From the top of the listing through the line containing "sidebar-item-caret-bracket-wildcard[interactable]: [^ ]", swap every "sql-file-icon" for "script-file-icon" and write out those lines again with nothing else changed.

Stored data

==================================================

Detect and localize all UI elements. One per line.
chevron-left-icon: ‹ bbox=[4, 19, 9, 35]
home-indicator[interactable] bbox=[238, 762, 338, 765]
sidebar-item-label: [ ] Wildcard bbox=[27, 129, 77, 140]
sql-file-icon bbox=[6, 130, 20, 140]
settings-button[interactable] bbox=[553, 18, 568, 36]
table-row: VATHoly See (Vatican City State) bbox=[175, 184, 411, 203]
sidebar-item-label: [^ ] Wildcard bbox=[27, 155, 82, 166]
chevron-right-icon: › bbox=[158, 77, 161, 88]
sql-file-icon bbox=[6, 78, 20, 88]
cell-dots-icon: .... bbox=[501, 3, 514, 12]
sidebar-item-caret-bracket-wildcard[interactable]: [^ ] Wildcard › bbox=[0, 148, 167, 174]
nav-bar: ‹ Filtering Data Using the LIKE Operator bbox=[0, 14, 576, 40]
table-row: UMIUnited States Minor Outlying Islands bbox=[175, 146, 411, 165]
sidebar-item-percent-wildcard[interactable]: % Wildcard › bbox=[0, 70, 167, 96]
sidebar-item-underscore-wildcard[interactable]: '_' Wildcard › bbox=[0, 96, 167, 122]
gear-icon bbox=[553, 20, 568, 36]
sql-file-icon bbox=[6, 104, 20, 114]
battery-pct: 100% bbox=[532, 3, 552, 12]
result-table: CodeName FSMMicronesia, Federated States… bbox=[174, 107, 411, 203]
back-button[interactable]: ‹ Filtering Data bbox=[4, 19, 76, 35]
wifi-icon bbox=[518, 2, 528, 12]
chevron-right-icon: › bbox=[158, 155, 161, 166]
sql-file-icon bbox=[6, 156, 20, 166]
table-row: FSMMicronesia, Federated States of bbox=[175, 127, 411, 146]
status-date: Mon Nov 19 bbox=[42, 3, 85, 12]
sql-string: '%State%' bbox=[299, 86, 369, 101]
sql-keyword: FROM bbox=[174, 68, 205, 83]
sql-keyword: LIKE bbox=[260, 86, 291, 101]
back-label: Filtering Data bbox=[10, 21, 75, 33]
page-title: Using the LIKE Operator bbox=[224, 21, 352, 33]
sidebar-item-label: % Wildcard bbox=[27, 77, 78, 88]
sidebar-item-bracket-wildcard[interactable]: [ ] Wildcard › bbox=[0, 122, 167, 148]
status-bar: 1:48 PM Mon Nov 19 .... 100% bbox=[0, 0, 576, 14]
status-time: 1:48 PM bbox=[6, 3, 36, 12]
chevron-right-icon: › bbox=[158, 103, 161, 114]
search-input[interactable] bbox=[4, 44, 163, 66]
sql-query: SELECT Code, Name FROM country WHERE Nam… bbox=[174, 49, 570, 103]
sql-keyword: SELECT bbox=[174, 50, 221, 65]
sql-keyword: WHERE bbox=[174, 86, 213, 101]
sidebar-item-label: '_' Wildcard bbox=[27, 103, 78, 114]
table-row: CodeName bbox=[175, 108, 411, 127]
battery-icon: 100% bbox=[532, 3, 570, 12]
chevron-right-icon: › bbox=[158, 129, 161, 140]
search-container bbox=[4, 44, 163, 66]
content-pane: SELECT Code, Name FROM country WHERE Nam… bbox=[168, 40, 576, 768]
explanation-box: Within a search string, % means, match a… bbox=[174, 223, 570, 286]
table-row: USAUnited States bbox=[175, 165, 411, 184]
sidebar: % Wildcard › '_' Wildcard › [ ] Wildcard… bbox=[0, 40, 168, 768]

==================================================

** EXERCISE RESPONSE **
Detect and localize all UI elements. One per line.
chevron-left-icon: ‹ bbox=[4, 19, 9, 35]
home-indicator[interactable] bbox=[238, 762, 338, 765]
sidebar-item-label: [ ] Wildcard bbox=[27, 129, 77, 140]
script-file-icon bbox=[6, 130, 20, 140]
settings-button[interactable] bbox=[553, 18, 568, 36]
table-row: VATHoly See (Vatican City State) bbox=[175, 184, 411, 203]
sidebar-item-label: [^ ] Wildcard bbox=[27, 155, 82, 166]
chevron-right-icon: › bbox=[158, 77, 161, 88]
script-file-icon bbox=[6, 78, 20, 88]
cell-dots-icon: .... bbox=[501, 3, 514, 12]
sidebar-item-caret-bracket-wildcard[interactable]: [^ ] Wildcard › bbox=[0, 148, 167, 174]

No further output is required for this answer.